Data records
···

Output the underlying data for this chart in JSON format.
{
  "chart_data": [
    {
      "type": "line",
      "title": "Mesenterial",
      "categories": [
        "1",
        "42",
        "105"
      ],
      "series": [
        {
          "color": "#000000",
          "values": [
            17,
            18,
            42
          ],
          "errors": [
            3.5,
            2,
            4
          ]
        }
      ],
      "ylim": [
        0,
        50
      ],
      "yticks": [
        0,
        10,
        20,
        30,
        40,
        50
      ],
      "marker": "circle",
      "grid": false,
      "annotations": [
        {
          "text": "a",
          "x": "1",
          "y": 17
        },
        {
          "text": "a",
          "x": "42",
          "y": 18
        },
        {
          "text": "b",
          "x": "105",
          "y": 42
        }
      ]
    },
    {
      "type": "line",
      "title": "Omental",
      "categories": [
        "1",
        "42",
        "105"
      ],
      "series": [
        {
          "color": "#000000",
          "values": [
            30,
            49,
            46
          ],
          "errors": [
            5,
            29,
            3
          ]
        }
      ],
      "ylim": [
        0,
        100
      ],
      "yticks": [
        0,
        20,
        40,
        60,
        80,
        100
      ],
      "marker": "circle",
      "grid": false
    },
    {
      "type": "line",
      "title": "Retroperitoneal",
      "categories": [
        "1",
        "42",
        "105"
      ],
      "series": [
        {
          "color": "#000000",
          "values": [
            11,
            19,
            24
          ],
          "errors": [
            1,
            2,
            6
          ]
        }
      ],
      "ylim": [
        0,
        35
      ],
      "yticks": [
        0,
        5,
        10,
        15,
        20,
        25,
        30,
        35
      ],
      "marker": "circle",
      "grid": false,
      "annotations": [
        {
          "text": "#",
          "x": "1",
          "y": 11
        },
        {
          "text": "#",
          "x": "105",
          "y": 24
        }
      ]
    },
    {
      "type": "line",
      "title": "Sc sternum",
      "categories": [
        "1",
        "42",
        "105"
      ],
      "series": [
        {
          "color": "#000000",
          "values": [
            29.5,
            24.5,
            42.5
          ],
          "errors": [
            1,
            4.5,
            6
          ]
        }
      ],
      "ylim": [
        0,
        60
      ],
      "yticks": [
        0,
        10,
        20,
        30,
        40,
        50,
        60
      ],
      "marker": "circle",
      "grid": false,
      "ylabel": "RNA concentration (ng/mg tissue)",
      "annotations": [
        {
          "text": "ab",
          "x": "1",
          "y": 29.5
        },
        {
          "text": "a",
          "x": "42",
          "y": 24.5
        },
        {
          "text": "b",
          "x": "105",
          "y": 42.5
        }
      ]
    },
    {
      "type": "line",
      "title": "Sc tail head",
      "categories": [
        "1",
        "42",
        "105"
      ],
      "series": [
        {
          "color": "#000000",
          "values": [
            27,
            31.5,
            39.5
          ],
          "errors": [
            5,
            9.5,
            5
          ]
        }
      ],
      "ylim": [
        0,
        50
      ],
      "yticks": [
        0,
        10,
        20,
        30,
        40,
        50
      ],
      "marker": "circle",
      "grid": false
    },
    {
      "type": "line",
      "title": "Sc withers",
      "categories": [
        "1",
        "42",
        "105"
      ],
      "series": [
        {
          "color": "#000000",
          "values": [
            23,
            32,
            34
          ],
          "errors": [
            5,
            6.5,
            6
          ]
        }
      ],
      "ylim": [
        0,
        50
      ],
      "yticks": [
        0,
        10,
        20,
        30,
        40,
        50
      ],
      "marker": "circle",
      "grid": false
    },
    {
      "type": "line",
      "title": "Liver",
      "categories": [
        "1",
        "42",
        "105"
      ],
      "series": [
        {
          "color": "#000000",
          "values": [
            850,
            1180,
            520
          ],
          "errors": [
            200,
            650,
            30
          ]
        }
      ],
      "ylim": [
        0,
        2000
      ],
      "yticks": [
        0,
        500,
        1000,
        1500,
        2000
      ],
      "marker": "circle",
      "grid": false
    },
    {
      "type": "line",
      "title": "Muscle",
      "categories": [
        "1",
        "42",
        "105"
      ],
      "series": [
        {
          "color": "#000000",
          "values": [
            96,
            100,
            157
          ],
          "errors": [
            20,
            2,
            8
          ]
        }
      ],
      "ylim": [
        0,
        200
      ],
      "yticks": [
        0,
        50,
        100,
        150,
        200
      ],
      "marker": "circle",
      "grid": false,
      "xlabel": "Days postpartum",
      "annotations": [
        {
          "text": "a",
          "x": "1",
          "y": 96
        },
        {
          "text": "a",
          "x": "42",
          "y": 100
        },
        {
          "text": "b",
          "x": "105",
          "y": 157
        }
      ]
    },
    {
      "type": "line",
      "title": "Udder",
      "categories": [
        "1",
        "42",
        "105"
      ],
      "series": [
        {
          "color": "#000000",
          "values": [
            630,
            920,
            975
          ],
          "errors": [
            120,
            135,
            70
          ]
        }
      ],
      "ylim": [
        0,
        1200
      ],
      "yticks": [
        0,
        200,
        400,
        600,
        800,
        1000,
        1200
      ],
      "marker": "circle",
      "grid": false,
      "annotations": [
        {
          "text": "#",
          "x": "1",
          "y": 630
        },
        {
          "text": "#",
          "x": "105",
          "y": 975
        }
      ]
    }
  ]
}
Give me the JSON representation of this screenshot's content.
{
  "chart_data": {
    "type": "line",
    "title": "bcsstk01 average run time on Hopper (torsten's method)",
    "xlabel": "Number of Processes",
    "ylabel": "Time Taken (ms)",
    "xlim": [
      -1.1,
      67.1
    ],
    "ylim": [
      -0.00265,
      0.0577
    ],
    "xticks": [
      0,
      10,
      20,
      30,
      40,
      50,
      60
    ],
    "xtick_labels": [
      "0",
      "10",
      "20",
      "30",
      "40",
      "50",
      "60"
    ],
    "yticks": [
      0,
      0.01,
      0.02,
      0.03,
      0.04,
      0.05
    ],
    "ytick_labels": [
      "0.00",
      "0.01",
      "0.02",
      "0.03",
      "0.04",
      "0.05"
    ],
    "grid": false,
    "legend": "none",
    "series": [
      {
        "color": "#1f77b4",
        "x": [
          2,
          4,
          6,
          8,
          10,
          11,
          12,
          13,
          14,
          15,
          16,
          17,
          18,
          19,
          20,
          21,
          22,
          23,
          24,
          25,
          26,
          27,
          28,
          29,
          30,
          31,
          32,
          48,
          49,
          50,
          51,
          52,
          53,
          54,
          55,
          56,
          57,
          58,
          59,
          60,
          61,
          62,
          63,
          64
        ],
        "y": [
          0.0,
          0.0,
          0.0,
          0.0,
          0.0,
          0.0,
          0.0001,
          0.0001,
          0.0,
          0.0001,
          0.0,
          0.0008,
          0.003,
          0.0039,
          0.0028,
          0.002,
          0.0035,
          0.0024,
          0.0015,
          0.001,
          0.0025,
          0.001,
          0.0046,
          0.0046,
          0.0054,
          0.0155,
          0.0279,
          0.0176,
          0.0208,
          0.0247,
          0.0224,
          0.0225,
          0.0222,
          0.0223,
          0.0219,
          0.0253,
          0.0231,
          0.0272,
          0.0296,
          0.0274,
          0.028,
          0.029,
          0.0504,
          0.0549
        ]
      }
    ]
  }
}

···

Copy out each line exactly.

Result:
Output the underlying data for this chart in JSON format.
{
  "chart_data": [
    {
      "type": "line",
      "title": "Mesenterial",
      "categories": [
        "1",
        "42",
        "105"
      ],
      "series": [
        {
          "color": "#000000",
          "values": [
            17,
            18,
            42
          ],
          "errors": [
            3.5,
            2,
            4
          ]
        }
      ],
      "ylim": [
        0,
        50
      ],
      "yticks": [
        0,
        10,
        20,
        30,
        40,
        50
      ],
      "marker": "circle",
      "grid": false,
      "annotations": [
        {
          "text": "a",
          "x": "1",
          "y": 17
        },
        {
          "text": "a",
          "x": "42",
          "y": 18
        },
        {
          "text": "b",
          "x": "105",
          "y": 42
        }
      ]
    },
    {
      "type": "line",
      "title": "Omental",
      "categories": [
        "1",
        "42",
        "105"
      ],
      "series": [
        {
          "color": "#000000",
          "values": [
            30,
            49,
            46
          ],
          "errors": [
            5,
            29,
            3
          ]
        }
      ],
      "ylim": [
        0,
        100
      ],
      "yticks": [
        0,
        20,
        40,
        60,
        80,
        100
      ],
      "marker": "circle",
      "grid": false
    },
    {
      "type": "line",
      "title": "Retroperitoneal",
      "categories": [
        "1",
        "42",
        "105"
      ],
      "series": [
        {
          "color": "#000000",
          "values": [
            11,
            19,
            24
          ],
          "errors": [
            1,
            2,
            6
          ]
        }
      ],
      "ylim": [
        0,
        35
      ],
      "yticks": [
        0,
        5,
        10,
        15,
        20,
        25,
        30,
        35
      ],
      "marker": "circle",
      "grid": false,
      "annotations": [
        {
          "text": "#",
          "x": "1",
          "y": 11
        },
        {
          "text": "#",
          "x": "105",
          "y": 24
        }
      ]
    },
    {
      "type": "line",
      "title": "Sc sternum",
      "categories": [
        "1",
        "42",
        "105"
      ],
      "series": [
        {
          "color": "#000000",
          "values": [
            29.5,
            24.5,
            42.5
          ],
          "errors": [
            1,
            4.5,
            6
          ]
        }
      ],
      "ylim": [
        0,
        60
      ],
      "yticks": [
        0,
        10,
        20,
        30,
        40,
        50,
        60
      ],
      "marker": "circle",
      "grid": false,
      "ylabel": "RNA concentration (ng/mg tissue)",
      "annotations": [
        {
          "text": "ab",
          "x": "1",
          "y": 29.5
        },
        {
          "text": "a",
          "x": "42",
          "y": 24.5
        },
        {
          "text": "b",
          "x": "105",
          "y": 42.5
        }
      ]
    },
    {
      "type": "line",
      "title": "Sc tail head",
      "categories": [
        "1",
        "42",
        "105"
      ],
      "series": [
        {
          "color": "#000000",
          "values": [
            27,
            31.5,
            39.5
          ],
          "errors": [
            5,
            9.5,
            5
          ]
        }
      ],
      "ylim": [
        0,
        50
      ],
      "yticks": [
        0,
        10,
        20,
        30,
        40,
        50
      ],
      "marker": "circle",
      "grid": false
    },
    {
      "type": "line",
      "title": "Sc withers",
      "categories": [
        "1",
        "42",
        "105"
      ],
      "series": [
        {
          "color": "#000000",
          "values": [
            23,
            32,
            34
          ],
          "errors": [
            5,
            6.5,
            6
          ]
        }
      ],
      "ylim": [
        0,
        50
      ],
      "yticks": [
        0,
        10,
        20,
        30,
        40,
        50
      ],
      "marker": "circle",
      "grid": false
    },
    {
      "type": "line",
      "title": "Liver",
      "categories": [
        "1",
        "42",
        "105"
      ],
      "series": [
        {
          "color": "#000000",
          "values": [
            850,
            1180,
            520
          ],
          "errors": [
            200,
            650,
            30
          ]
        }
      ],
      "ylim": [
        0,
        2000
      ],
      "yticks": [
        0,
        500,
        1000,
        1500,
        2000
      ],
      "marker": "circle",
      "grid": false
    },
    {
      "type": "line",
      "title": "Muscle",
      "categories": [
        "1",
        "42",
        "105"
      ],
      "series": [
        {
          "color": "#000000",
          "values": [
            96,
            100,
            157
          ],
          "errors": [
            20,
            2,
            8
          ]
        }
      ],
      "ylim": [
        0,
        200
      ],
      "yticks": [
        0,
        50,
        100,
        150,
        200
      ],
      "marker": "circle",
      "grid": false,
      "xlabel": "Days postpartum",
      "annotations": [
        {
          "text": "a",
          "x": "1",
          "y": 96
        },
        {
          "text": "a",
          "x": "42",
          "y": 100
        },
        {
          "text": "b",
          "x": "105",
          "y": 157
        }
      ]
    },
    {
      "type": "line",
      "title": "Udder",
      "categories": [
        "1",
        "42",
        "105"
      ],
      "series": [
        {
          "color": "#000000",
          "values": [
            630,
            920,
            975
          ],
          "errors": [
            120,
            135,
            70
          ]
        }
      ],
      "ylim": [
        0,
        1200
      ],
      "yticks": [
        0,
        200,
        400,
        600,
        800,
        1000,
        1200
      ],
      "marker": "circle",
      "grid": false,
      "annotations": [
        {
          "text": "#",
          "x": "1",
          "y": 630
        },
        {
          "text": "#",
          "x": "105",
          "y": 975
        }
      ]
    }
  ]
}
Give me the JSON representation of this screenshot's content.
{
  "chart_data": {
    "type": "line",
    "title": "bcsstk01 average run time on Hopper (torsten's method)",
    "xlabel": "Number of Processes",
    "ylabel": "Time Taken (ms)",
    "xlim": [
      -1.1,
      67.1
    ],
    "ylim": [
      -0.00265,
      0.0577
    ],
    "xticks": [
      0,
      10,
      20,
      30,
      40,
      50,
      60
    ],
    "xtick_labels": [
      "0",
      "10",
      "20",
      "30",
      "40",
      "50",
      "60"
    ],
    "yticks": [
      0,
      0.01,
      0.02,
      0.03,
      0.04,
      0.05
    ],
    "ytick_labels": [
      "0.00",
      "0.01",
      "0.02",
      "0.03",
      "0.04",
      "0.05"
    ],
    "grid": false,
    "legend": "none",
    "series": [
      {
        "color": "#1f77b4",
        "x": [
          2,
          4,
          6,
          8,
          10,
          11,
          12,
          13,
          14,
          15,
          16,
          17,
          18,
          19,
          20,
          21,
          22,
          23,
          24,
          25,
          26,
          27,
          28,
          29,
          30,
          31,
          32,
          48,
          49,
          50,
          51,
          52,
          53,
          54,
          55,
          56,
          57,
          58,
          59,
          60,
          61,
          62,
          63,
          64
        ],
        "y": [
          0.0,
          0.0,
          0.0,
          0.0,
          0.0,
          0.0,
          0.0001,
          0.0001,
          0.0,
          0.0001,
          0.0,
          0.0008,
          0.003,
          0.0039,
          0.0028,
          0.002,
          0.0035,
          0.0024,
          0.0015,
          0.001,
          0.0025,
          0.001,
          0.0046,
          0.0046,
          0.0054,
          0.0155,
          0.0279,
          0.0176,
          0.0208,
          0.0247,
          0.0224,
          0.0225,
          0.0222,
          0.0223,
          0.0219,
          0.0253,
          0.0231,
          0.0272,
          0.0296,
          0.0274,
          0.028,
          0.029,
          0.0504,
          0.0549
        ]
      }
    ]
  }
}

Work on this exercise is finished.